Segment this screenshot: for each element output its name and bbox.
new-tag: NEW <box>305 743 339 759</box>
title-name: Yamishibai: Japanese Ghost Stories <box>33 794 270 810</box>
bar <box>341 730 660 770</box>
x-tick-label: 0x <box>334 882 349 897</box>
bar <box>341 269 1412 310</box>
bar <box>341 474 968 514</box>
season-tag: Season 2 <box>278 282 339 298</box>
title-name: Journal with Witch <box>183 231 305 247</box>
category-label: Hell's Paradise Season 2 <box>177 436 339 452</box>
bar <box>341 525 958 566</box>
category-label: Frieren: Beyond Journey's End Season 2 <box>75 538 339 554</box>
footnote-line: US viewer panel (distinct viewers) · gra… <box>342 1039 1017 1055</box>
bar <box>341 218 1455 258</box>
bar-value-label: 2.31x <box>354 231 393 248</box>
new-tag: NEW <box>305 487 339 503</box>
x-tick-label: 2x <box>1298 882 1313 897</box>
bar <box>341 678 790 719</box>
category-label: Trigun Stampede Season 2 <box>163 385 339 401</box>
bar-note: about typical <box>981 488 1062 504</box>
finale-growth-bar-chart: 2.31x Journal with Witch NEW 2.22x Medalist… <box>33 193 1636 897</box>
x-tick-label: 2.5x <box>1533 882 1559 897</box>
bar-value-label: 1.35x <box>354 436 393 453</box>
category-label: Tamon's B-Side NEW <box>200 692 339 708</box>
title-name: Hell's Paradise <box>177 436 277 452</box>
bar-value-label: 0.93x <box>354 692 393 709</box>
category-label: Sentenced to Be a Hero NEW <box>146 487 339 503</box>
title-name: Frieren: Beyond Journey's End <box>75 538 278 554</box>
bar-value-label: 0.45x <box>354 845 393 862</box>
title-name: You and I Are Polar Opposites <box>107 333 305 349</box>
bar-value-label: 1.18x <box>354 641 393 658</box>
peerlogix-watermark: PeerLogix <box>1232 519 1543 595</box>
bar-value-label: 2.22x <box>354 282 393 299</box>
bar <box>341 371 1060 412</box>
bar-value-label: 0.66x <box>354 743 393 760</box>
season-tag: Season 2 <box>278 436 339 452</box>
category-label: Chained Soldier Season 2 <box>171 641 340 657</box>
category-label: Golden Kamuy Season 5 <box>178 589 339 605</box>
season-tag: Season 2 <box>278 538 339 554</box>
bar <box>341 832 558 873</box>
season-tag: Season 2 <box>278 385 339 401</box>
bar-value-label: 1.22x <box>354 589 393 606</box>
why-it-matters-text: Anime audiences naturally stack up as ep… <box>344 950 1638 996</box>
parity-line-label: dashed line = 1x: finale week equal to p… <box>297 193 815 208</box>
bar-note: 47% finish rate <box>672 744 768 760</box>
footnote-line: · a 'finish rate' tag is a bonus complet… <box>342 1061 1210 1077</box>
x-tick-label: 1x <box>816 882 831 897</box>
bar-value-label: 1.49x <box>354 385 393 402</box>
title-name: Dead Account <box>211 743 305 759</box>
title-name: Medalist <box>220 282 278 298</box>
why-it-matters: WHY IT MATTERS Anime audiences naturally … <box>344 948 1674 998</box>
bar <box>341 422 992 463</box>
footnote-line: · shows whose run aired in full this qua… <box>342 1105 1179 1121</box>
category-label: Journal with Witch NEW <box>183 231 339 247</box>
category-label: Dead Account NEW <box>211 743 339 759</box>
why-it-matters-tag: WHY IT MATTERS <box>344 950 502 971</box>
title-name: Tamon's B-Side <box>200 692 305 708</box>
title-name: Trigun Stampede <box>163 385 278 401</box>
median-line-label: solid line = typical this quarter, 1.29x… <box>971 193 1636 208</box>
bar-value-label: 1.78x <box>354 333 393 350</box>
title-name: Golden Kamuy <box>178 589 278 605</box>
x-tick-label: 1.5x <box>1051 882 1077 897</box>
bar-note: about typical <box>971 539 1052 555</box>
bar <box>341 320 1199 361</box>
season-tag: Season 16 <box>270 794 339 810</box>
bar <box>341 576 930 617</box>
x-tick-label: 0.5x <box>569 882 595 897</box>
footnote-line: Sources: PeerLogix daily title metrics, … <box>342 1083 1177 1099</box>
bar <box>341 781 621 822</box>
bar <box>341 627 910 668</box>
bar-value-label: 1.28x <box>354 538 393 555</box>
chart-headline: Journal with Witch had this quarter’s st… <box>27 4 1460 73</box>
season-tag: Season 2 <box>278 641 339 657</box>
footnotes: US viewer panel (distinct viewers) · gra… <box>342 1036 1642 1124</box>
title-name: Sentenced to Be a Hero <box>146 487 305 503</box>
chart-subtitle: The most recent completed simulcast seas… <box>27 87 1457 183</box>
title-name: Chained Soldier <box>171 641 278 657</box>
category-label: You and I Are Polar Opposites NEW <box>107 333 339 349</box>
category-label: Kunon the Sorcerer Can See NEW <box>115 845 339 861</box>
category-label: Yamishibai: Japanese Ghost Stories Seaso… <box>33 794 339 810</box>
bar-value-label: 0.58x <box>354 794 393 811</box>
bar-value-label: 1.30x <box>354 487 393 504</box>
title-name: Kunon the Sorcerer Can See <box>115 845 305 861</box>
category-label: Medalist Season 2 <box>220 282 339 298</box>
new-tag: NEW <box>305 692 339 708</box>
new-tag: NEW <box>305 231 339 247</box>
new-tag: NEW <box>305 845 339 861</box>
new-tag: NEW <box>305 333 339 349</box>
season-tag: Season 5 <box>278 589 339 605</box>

Task requirements: Format every line of the records above as a numbered list, omitting any blank lines.

The completed task:
1. Segment this screenshot: for each element output its name and bbox.
2. new-tag: NEW <box>305 743 339 759</box>
3. title-name: Yamishibai: Japanese Ghost Stories <box>33 794 270 810</box>
4. bar <box>341 730 660 770</box>
5. x-tick-label: 0x <box>334 882 349 897</box>
6. bar <box>341 269 1412 310</box>
7. bar <box>341 474 968 514</box>
8. season-tag: Season 2 <box>278 282 339 298</box>
9. title-name: Journal with Witch <box>183 231 305 247</box>
10. category-label: Hell's Paradise Season 2 <box>177 436 339 452</box>
11. bar <box>341 525 958 566</box>
12. category-label: Frieren: Beyond Journey's End Season 2 <box>75 538 339 554</box>
13. footnote-line: US viewer panel (distinct viewers) · gra… <box>342 1039 1017 1055</box>
14. bar <box>341 218 1455 258</box>
15. bar-value-label: 2.31x <box>354 231 393 248</box>
16. new-tag: NEW <box>305 487 339 503</box>
17. x-tick-label: 2x <box>1298 882 1313 897</box>
18. bar <box>341 678 790 719</box>
19. category-label: Trigun Stampede Season 2 <box>163 385 339 401</box>
20. bar-note: about typical <box>981 488 1062 504</box>
21. finale-growth-bar-chart: 2.31x Journal with Witch NEW 2.22x Medalist… <box>33 193 1636 897</box>
22. x-tick-label: 2.5x <box>1533 882 1559 897</box>
23. bar-value-label: 1.35x <box>354 436 393 453</box>
24. category-label: Tamon's B-Side NEW <box>200 692 339 708</box>
25. title-name: Hell's Paradise <box>177 436 277 452</box>
26. bar-value-label: 0.93x <box>354 692 393 709</box>
27. category-label: Sentenced to Be a Hero NEW <box>146 487 339 503</box>
28. title-name: Frieren: Beyond Journey's End <box>75 538 278 554</box>
29. bar-value-label: 0.45x <box>354 845 393 862</box>
30. title-name: You and I Are Polar Opposites <box>107 333 305 349</box>
31. bar-value-label: 1.18x <box>354 641 393 658</box>
32. peerlogix-watermark: PeerLogix <box>1232 519 1543 595</box>
33. bar-value-label: 2.22x <box>354 282 393 299</box>
34. bar <box>341 371 1060 412</box>
35. bar-value-label: 0.66x <box>354 743 393 760</box>
36. season-tag: Season 2 <box>278 436 339 452</box>
37. category-label: Chained Soldier Season 2 <box>171 641 340 657</box>
38. category-label: Golden Kamuy Season 5 <box>178 589 339 605</box>
39. season-tag: Season 2 <box>278 538 339 554</box>
40. bar <box>341 832 558 873</box>
41. season-tag: Season 2 <box>278 385 339 401</box>
42. bar-value-label: 1.22x <box>354 589 393 606</box>
43. why-it-matters-text: Anime audiences naturally stack up as ep… <box>344 950 1638 996</box>
44. parity-line-label: dashed line = 1x: finale week equal to p… <box>297 193 815 208</box>
45. bar-note: 47% finish rate <box>672 744 768 760</box>
46. footnote-line: · a 'finish rate' tag is a bonus complet… <box>342 1061 1210 1077</box>
47. x-tick-label: 1x <box>816 882 831 897</box>
48. bar-value-label: 1.49x <box>354 385 393 402</box>
49. title-name: Dead Account <box>211 743 305 759</box>
50. title-name: Medalist <box>220 282 278 298</box>
51. why-it-matters: WHY IT MATTERS Anime audiences naturally … <box>344 948 1674 998</box>
52. bar <box>341 422 992 463</box>
53. footnote-line: · shows whose run aired in full this qua… <box>342 1105 1179 1121</box>
54. category-label: Journal with Witch NEW <box>183 231 339 247</box>
55. category-label: Dead Account NEW <box>211 743 339 759</box>
56. why-it-matters-tag: WHY IT MATTERS <box>344 950 502 971</box>
57. title-name: Tamon's B-Side <box>200 692 305 708</box>
58. title-name: Trigun Stampede <box>163 385 278 401</box>
59. median-line-label: solid line = typical this quarter, 1.29x… <box>971 193 1636 208</box>
60. bar-value-label: 1.78x <box>354 333 393 350</box>
61. title-name: Golden Kamuy <box>178 589 278 605</box>
62. x-tick-label: 1.5x <box>1051 882 1077 897</box>
63. bar-note: about typical <box>971 539 1052 555</box>
64. bar <box>341 320 1199 361</box>
65. season-tag: Season 16 <box>270 794 339 810</box>
66. bar <box>341 576 930 617</box>
67. x-tick-label: 0.5x <box>569 882 595 897</box>
68. footnote-line: Sources: PeerLogix daily title metrics, … <box>342 1083 1177 1099</box>
69. bar <box>341 781 621 822</box>
70. bar <box>341 627 910 668</box>
71. bar-value-label: 1.28x <box>354 538 393 555</box>
72. chart-headline: Journal with Witch had this quarter’s st… <box>27 4 1460 73</box>
73. season-tag: Season 2 <box>278 641 339 657</box>
74. footnotes: US viewer panel (distinct viewers) · gra… <box>342 1036 1642 1124</box>
75. title-name: Sentenced to Be a Hero <box>146 487 305 503</box>
76. chart-subtitle: The most recent completed simulcast seas… <box>27 87 1457 183</box>
77. title-name: Chained Soldier <box>171 641 278 657</box>
78. category-label: You and I Are Polar Opposites NEW <box>107 333 339 349</box>
79. category-label: Kunon the Sorcerer Can See NEW <box>115 845 339 861</box>
80. category-label: Yamishibai: Japanese Ghost Stories Seaso… <box>33 794 339 810</box>
81. bar-value-label: 0.58x <box>354 794 393 811</box>
82. bar-value-label: 1.30x <box>354 487 393 504</box>
83. title-name: Kunon the Sorcerer Can See <box>115 845 305 861</box>
84. category-label: Medalist Season 2 <box>220 282 339 298</box>
85. new-tag: NEW <box>305 692 339 708</box>
86. new-tag: NEW <box>305 231 339 247</box>
87. new-tag: NEW <box>305 845 339 861</box>
88. new-tag: NEW <box>305 333 339 349</box>
89. season-tag: Season 5 <box>278 589 339 605</box>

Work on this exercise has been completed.